OBJECTIVE |
Report all lines from the entries below in which "name" appears.

PROVIDED MATERIAL |
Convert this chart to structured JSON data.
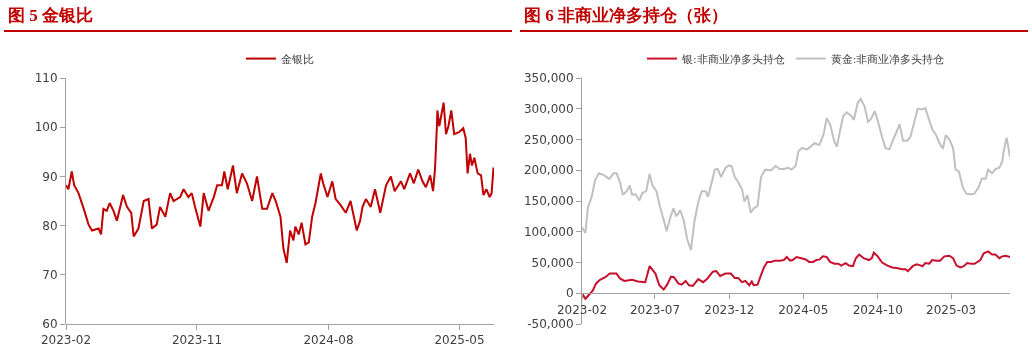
{
  "chart_data": [
    {
      "type": "line",
      "title": "图 5 金银比",
      "legend": "top",
      "grid": false,
      "xlim": [
        "2023-02-01",
        "2025-07-12"
      ],
      "xticks": [
        {
          "value": "2023-02-01",
          "label": "2023-02"
        },
        {
          "value": "2023-11-01",
          "label": "2023-11"
        },
        {
          "value": "2024-08-01",
          "label": "2024-08"
        },
        {
          "value": "2025-05-01",
          "label": "2025-05"
        }
      ],
      "ylim": [
        60,
        110
      ],
      "yticks": [
        60,
        70,
        80,
        90,
        100,
        110
      ],
      "series": [
        {
          "name": "金银比",
          "color": "#c00000",
          "x": [
            "2023-02-01",
            "2023-02-06",
            "2023-02-13",
            "2023-02-18",
            "2023-02-27",
            "2023-03-10",
            "2023-03-20",
            "2023-03-27",
            "2023-04-10",
            "2023-04-15",
            "2023-04-20",
            "2023-04-27",
            "2023-05-03",
            "2023-05-11",
            "2023-05-18",
            "2023-05-31",
            "2023-06-08",
            "2023-06-17",
            "2023-06-22",
            "2023-07-02",
            "2023-07-13",
            "2023-07-23",
            "2023-07-30",
            "2023-08-09",
            "2023-08-16",
            "2023-08-27",
            "2023-09-06",
            "2023-09-13",
            "2023-09-27",
            "2023-10-04",
            "2023-10-14",
            "2023-10-21",
            "2023-10-28",
            "2023-11-08",
            "2023-11-15",
            "2023-11-25",
            "2023-12-06",
            "2023-12-13",
            "2023-12-23",
            "2023-12-28",
            "2024-01-04",
            "2024-01-15",
            "2024-01-23",
            "2024-02-03",
            "2024-02-13",
            "2024-02-24",
            "2024-03-05",
            "2024-03-16",
            "2024-03-26",
            "2024-04-06",
            "2024-04-13",
            "2024-04-23",
            "2024-04-29",
            "2024-05-06",
            "2024-05-13",
            "2024-05-20",
            "2024-05-24",
            "2024-05-31",
            "2024-06-06",
            "2024-06-14",
            "2024-06-21",
            "2024-06-28",
            "2024-07-05",
            "2024-07-16",
            "2024-07-21",
            "2024-07-30",
            "2024-08-09",
            "2024-08-16",
            "2024-08-26",
            "2024-09-06",
            "2024-09-16",
            "2024-09-29",
            "2024-10-06",
            "2024-10-11",
            "2024-10-18",
            "2024-10-28",
            "2024-11-06",
            "2024-11-17",
            "2024-11-29",
            "2024-12-09",
            "2024-12-17",
            "2024-12-30",
            "2025-01-06",
            "2025-01-18",
            "2025-01-26",
            "2025-02-04",
            "2025-02-13",
            "2025-02-20",
            "2025-03-01",
            "2025-03-07",
            "2025-03-11",
            "2025-03-15",
            "2025-03-16",
            "2025-03-20",
            "2025-03-29",
            "2025-04-03",
            "2025-04-08",
            "2025-04-14",
            "2025-04-20",
            "2025-04-30",
            "2025-05-09",
            "2025-05-14",
            "2025-05-18",
            "2025-05-23",
            "2025-05-27",
            "2025-06-01",
            "2025-06-08",
            "2025-06-15",
            "2025-06-20",
            "2025-06-26",
            "2025-07-03",
            "2025-07-07",
            "2025-07-11"
          ],
          "values": [
            88.2,
            87.4,
            91.0,
            88.2,
            86.6,
            83.4,
            80.2,
            79.0,
            79.4,
            78.2,
            83.4,
            83.0,
            84.6,
            83.0,
            81.0,
            86.2,
            83.8,
            82.6,
            77.8,
            79.4,
            85.0,
            85.4,
            79.4,
            80.2,
            83.8,
            81.8,
            86.6,
            85.0,
            85.8,
            87.4,
            85.8,
            86.6,
            83.8,
            79.8,
            86.6,
            83.0,
            85.8,
            88.2,
            88.2,
            91.0,
            87.4,
            92.2,
            86.6,
            90.6,
            88.6,
            85.0,
            90.0,
            83.4,
            83.4,
            86.6,
            85.0,
            81.8,
            75.4,
            72.4,
            79.0,
            77.0,
            79.8,
            78.2,
            80.6,
            76.2,
            76.6,
            81.8,
            84.6,
            90.6,
            88.6,
            85.8,
            89.0,
            85.4,
            84.2,
            82.6,
            85.0,
            79.0,
            81.0,
            83.8,
            85.4,
            83.8,
            87.4,
            82.6,
            88.2,
            90.0,
            87.0,
            89.0,
            87.4,
            90.6,
            88.6,
            91.4,
            89.0,
            87.8,
            90.2,
            87.0,
            91.4,
            100.2,
            103.4,
            100.2,
            105.0,
            98.6,
            100.2,
            103.4,
            98.6,
            99.0,
            99.8,
            97.8,
            90.6,
            94.6,
            92.2,
            93.8,
            90.6,
            90.2,
            86.2,
            87.4,
            85.8,
            86.6,
            91.8
          ]
        }
      ]
    },
    {
      "type": "line",
      "title": "图 6 非商业净多持仓（张）",
      "legend": "top",
      "grid": false,
      "xlim": [
        "2023-02-01",
        "2025-06-30"
      ],
      "xticks": [
        {
          "value": "2023-02-01",
          "label": "2023-02"
        },
        {
          "value": "2023-07-01",
          "label": "2023-07"
        },
        {
          "value": "2023-12-01",
          "label": "2023-12"
        },
        {
          "value": "2024-05-01",
          "label": "2024-05"
        },
        {
          "value": "2024-10-01",
          "label": "2024-10"
        },
        {
          "value": "2025-03-01",
          "label": "2025-03"
        }
      ],
      "ylim": [
        -50000,
        350000
      ],
      "yticks": [
        {
          "value": -50000,
          "label": "-50,000"
        },
        0,
        {
          "value": 50000,
          "label": "50,000"
        },
        {
          "value": 100000,
          "label": "100,000"
        },
        {
          "value": 150000,
          "label": "150,000"
        },
        {
          "value": 200000,
          "label": "200,000"
        },
        {
          "value": 250000,
          "label": "250,000"
        },
        {
          "value": 300000,
          "label": "300,000"
        },
        {
          "value": 350000,
          "label": "350,000"
        }
      ],
      "series": [
        {
          "name": "银:非商业净多头持仓",
          "color": "#c8102e",
          "x": [
            "2023-02-01",
            "2023-02-08",
            "2023-02-16",
            "2023-02-23",
            "2023-03-02",
            "2023-03-10",
            "2023-03-21",
            "2023-03-30",
            "2023-04-13",
            "2023-04-20",
            "2023-04-29",
            "2023-05-15",
            "2023-05-27",
            "2023-06-11",
            "2023-06-20",
            "2023-07-02",
            "2023-07-10",
            "2023-07-19",
            "2023-07-26",
            "2023-08-03",
            "2023-08-09",
            "2023-08-18",
            "2023-08-25",
            "2023-09-02",
            "2023-09-09",
            "2023-09-17",
            "2023-09-28",
            "2023-10-08",
            "2023-10-17",
            "2023-10-28",
            "2023-11-04",
            "2023-11-12",
            "2023-11-23",
            "2023-12-04",
            "2023-12-12",
            "2023-12-19",
            "2023-12-27",
            "2024-01-03",
            "2024-01-11",
            "2024-01-16",
            "2024-01-20",
            "2024-01-28",
            "2024-02-02",
            "2024-02-10",
            "2024-02-17",
            "2024-02-25",
            "2024-03-03",
            "2024-03-14",
            "2024-03-22",
            "2024-03-28",
            "2024-04-04",
            "2024-04-09",
            "2024-04-17",
            "2024-04-27",
            "2024-05-06",
            "2024-05-13",
            "2024-05-21",
            "2024-05-28",
            "2024-06-04",
            "2024-06-10",
            "2024-06-18",
            "2024-06-25",
            "2024-07-04",
            "2024-07-12",
            "2024-07-18",
            "2024-07-27",
            "2024-08-03",
            "2024-08-11",
            "2024-08-17",
            "2024-08-24",
            "2024-09-02",
            "2024-09-13",
            "2024-09-19",
            "2024-09-23",
            "2024-10-01",
            "2024-10-10",
            "2024-10-21",
            "2024-10-31",
            "2024-11-09",
            "2024-11-20",
            "2024-11-27",
            "2024-12-02",
            "2024-12-12",
            "2024-12-20",
            "2024-12-29",
            "2025-01-01",
            "2025-01-07",
            "2025-01-15",
            "2025-01-21",
            "2025-01-30",
            "2025-02-06",
            "2025-02-15",
            "2025-02-25",
            "2025-03-05",
            "2025-03-12",
            "2025-03-20",
            "2025-03-27",
            "2025-04-03",
            "2025-04-11",
            "2025-04-18",
            "2025-04-30",
            "2025-05-07",
            "2025-05-16",
            "2025-05-24",
            "2025-05-31",
            "2025-06-08",
            "2025-06-14",
            "2025-06-21",
            "2025-06-30"
          ],
          "values": [
            0,
            -9000,
            -2000,
            4000,
            16000,
            22000,
            26000,
            32000,
            32000,
            24000,
            20000,
            22000,
            19000,
            18000,
            44000,
            32000,
            13000,
            6000,
            14000,
            27000,
            26000,
            16000,
            14000,
            20000,
            13000,
            12000,
            23000,
            18000,
            24000,
            35000,
            36000,
            28000,
            32000,
            32000,
            25000,
            25000,
            18000,
            20000,
            13000,
            19000,
            13000,
            14000,
            25000,
            42000,
            51000,
            51000,
            53000,
            53000,
            54000,
            59000,
            53000,
            54000,
            59000,
            57000,
            55000,
            51000,
            51000,
            54000,
            55000,
            60000,
            59000,
            51000,
            48000,
            48000,
            45000,
            49000,
            45000,
            44000,
            57000,
            63000,
            57000,
            54000,
            57000,
            66000,
            60000,
            50000,
            45000,
            42000,
            41000,
            39000,
            39000,
            36000,
            44000,
            47000,
            45000,
            44000,
            49000,
            48000,
            54000,
            53000,
            53000,
            60000,
            61000,
            57000,
            45000,
            42000,
            44000,
            49000,
            48000,
            48000,
            54000,
            65000,
            68000,
            63000,
            63000,
            57000,
            60000,
            61000,
            59000
          ]
        },
        {
          "name": "黄金:非商业净多头持仓",
          "color": "#c0c0c0",
          "x": [
            "2023-02-01",
            "2023-02-08",
            "2023-02-13",
            "2023-02-21",
            "2023-02-28",
            "2023-03-08",
            "2023-03-18",
            "2023-03-29",
            "2023-04-07",
            "2023-04-13",
            "2023-04-20",
            "2023-04-26",
            "2023-05-04",
            "2023-05-10",
            "2023-05-15",
            "2023-05-22",
            "2023-05-30",
            "2023-06-05",
            "2023-06-13",
            "2023-06-20",
            "2023-06-26",
            "2023-07-04",
            "2023-07-11",
            "2023-07-19",
            "2023-07-25",
            "2023-08-01",
            "2023-08-08",
            "2023-08-14",
            "2023-08-22",
            "2023-08-29",
            "2023-09-05",
            "2023-09-13",
            "2023-09-20",
            "2023-09-28",
            "2023-10-05",
            "2023-10-13",
            "2023-10-18",
            "2023-10-24",
            "2023-11-01",
            "2023-11-07",
            "2023-11-14",
            "2023-11-23",
            "2023-11-30",
            "2023-12-06",
            "2023-12-12",
            "2023-12-19",
            "2023-12-27",
            "2024-01-01",
            "2024-01-07",
            "2024-01-14",
            "2024-01-20",
            "2024-01-28",
            "2024-02-04",
            "2024-02-13",
            "2024-02-25",
            "2024-03-05",
            "2024-03-14",
            "2024-03-22",
            "2024-03-31",
            "2024-04-07",
            "2024-04-15",
            "2024-04-21",
            "2024-04-28",
            "2024-05-09",
            "2024-05-17",
            "2024-05-24",
            "2024-06-03",
            "2024-06-12",
            "2024-06-18",
            "2024-06-25",
            "2024-07-03",
            "2024-07-09",
            "2024-07-16",
            "2024-07-22",
            "2024-07-29",
            "2024-08-07",
            "2024-08-13",
            "2024-08-21",
            "2024-08-27",
            "2024-09-04",
            "2024-09-11",
            "2024-09-17",
            "2024-09-25",
            "2024-10-02",
            "2024-10-10",
            "2024-10-17",
            "2024-10-25",
            "2024-11-01",
            "2024-11-09",
            "2024-11-15",
            "2024-11-22",
            "2024-12-01",
            "2024-12-07",
            "2024-12-14",
            "2024-12-22",
            "2024-12-31",
            "2025-01-07",
            "2025-01-15",
            "2025-01-22",
            "2025-01-28",
            "2025-02-05",
            "2025-02-12",
            "2025-02-18",
            "2025-02-26",
            "2025-03-05",
            "2025-03-10",
            "2025-03-17",
            "2025-03-25",
            "2025-04-01",
            "2025-04-11",
            "2025-04-18",
            "2025-04-26",
            "2025-05-03",
            "2025-05-11",
            "2025-05-16",
            "2025-05-24",
            "2025-05-31",
            "2025-06-08",
            "2025-06-14",
            "2025-06-17",
            "2025-06-23",
            "2025-06-27",
            "2025-06-30"
          ],
          "values": [
            107000,
            98000,
            139000,
            157000,
            184000,
            195000,
            192000,
            186000,
            195000,
            195000,
            181000,
            160000,
            166000,
            175000,
            160000,
            161000,
            151000,
            163000,
            166000,
            194000,
            175000,
            166000,
            142000,
            119000,
            101000,
            122000,
            138000,
            125000,
            135000,
            119000,
            89000,
            70000,
            116000,
            148000,
            166000,
            166000,
            157000,
            175000,
            201000,
            202000,
            189000,
            204000,
            208000,
            206000,
            189000,
            181000,
            169000,
            149000,
            160000,
            131000,
            138000,
            142000,
            189000,
            201000,
            200000,
            207000,
            202000,
            202000,
            204000,
            201000,
            207000,
            231000,
            236000,
            234000,
            239000,
            244000,
            241000,
            259000,
            285000,
            275000,
            249000,
            238000,
            266000,
            288000,
            294000,
            289000,
            282000,
            310000,
            316000,
            304000,
            279000,
            283000,
            296000,
            278000,
            254000,
            236000,
            234000,
            248000,
            263000,
            275000,
            248000,
            248000,
            254000,
            275000,
            300000,
            299000,
            301000,
            281000,
            265000,
            259000,
            244000,
            235000,
            257000,
            249000,
            236000,
            201000,
            198000,
            172000,
            162000,
            161000,
            162000,
            172000,
            186000,
            186000,
            201000,
            195000,
            202000,
            204000,
            214000,
            231000,
            253000,
            236000,
            222000
          ]
        }
      ]
    }
  ]
}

FULL RESPONSE |
          "name": "金银比",
          "name": "银:非商业净多头持仓",
          "name": "黄金:非商业净多头持仓",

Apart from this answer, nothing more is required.